**WHAT THE EXERCISE ASKS:** Start at the line containing "Give me a plain-text" and transcribe every line exactly through the end of the records below, and only those lines.

**INPUT DATA:**
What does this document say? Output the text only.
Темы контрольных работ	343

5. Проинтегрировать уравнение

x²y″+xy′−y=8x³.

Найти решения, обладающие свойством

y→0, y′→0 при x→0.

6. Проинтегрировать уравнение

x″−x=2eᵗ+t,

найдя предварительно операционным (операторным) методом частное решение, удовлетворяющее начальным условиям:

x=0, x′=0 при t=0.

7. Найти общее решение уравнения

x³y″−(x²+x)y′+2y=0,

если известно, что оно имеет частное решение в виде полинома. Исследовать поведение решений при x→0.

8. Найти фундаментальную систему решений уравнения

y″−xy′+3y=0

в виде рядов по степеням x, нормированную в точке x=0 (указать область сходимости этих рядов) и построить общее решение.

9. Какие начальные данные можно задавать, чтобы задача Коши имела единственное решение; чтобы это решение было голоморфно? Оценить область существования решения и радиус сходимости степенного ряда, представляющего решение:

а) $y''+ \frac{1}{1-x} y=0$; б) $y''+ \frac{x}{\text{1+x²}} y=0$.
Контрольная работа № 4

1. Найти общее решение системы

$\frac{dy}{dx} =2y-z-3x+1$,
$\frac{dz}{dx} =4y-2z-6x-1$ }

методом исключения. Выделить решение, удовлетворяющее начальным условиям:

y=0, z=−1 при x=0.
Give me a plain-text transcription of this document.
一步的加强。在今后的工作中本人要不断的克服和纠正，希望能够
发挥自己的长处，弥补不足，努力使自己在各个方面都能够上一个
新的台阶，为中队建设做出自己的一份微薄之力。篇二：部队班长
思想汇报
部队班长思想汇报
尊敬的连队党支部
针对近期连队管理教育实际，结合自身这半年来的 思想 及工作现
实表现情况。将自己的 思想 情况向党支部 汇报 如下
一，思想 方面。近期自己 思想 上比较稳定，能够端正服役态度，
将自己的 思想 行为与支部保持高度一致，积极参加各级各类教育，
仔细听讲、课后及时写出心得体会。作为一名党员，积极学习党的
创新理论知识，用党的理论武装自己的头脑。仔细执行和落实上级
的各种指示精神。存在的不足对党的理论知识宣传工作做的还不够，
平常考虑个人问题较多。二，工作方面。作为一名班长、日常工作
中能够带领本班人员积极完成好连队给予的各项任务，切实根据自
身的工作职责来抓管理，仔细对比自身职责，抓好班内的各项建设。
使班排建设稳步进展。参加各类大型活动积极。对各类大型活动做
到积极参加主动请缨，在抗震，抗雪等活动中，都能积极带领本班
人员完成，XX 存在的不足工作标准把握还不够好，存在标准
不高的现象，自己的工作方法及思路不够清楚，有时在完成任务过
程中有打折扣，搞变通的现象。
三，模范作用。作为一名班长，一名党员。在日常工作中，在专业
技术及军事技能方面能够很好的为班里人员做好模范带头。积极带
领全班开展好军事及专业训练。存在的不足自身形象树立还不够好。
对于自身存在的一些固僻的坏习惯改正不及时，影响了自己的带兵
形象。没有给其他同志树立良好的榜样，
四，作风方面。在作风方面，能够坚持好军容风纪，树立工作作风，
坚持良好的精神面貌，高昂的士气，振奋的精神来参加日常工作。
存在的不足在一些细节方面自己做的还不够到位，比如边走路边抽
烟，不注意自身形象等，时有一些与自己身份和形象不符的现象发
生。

**REPLY TO THE EXERCISE:**
Give me a plain-text transcription of this document.
一步的加强。在今后的工作中本人要不断的克服和纠正，希望能够
发挥自己的长处，弥补不足，努力使自己在各个方面都能够上一个
新的台阶，为中队建设做出自己的一份微薄之力。篇二：部队班长
思想汇报
部队班长思想汇报
尊敬的连队党支部
针对近期连队管理教育实际，结合自身这半年来的 思想 及工作现
实表现情况。将自己的 思想 情况向党支部 汇报 如下
一，思想 方面。近期自己 思想 上比较稳定，能够端正服役态度，
将自己的 思想 行为与支部保持高度一致，积极参加各级各类教育，
仔细听讲、课后及时写出心得体会。作为一名党员，积极学习党的
创新理论知识，用党的理论武装自己的头脑。仔细执行和落实上级
的各种指示精神。存在的不足对党的理论知识宣传工作做的还不够，
平常考虑个人问题较多。二，工作方面。作为一名班长、日常工作
中能够带领本班人员积极完成好连队给予的各项任务，切实根据自
身的工作职责来抓管理，仔细对比自身职责，抓好班内的各项建设。
使班排建设稳步进展。参加各类大型活动积极。对各类大型活动做
到积极参加主动请缨，在抗震，抗雪等活动中，都能积极带领本班
人员完成，XX 存在的不足工作标准把握还不够好，存在标准
不高的现象，自己的工作方法及思路不够清楚，有时在完成任务过
程中有打折扣，搞变通的现象。
三，模范作用。作为一名班长，一名党员。在日常工作中，在专业
技术及军事技能方面能够很好的为班里人员做好模范带头。积极带
领全班开展好军事及专业训练。存在的不足自身形象树立还不够好。
对于自身存在的一些固僻的坏习惯改正不及时，影响了自己的带兵
形象。没有给其他同志树立良好的榜样，
四，作风方面。在作风方面，能够坚持好军容风纪，树立工作作风，
坚持良好的精神面貌，高昂的士气，振奋的精神来参加日常工作。
存在的不足在一些细节方面自己做的还不够到位，比如边走路边抽
烟，不注意自身形象等，时有一些与自己身份和形象不符的现象发
生。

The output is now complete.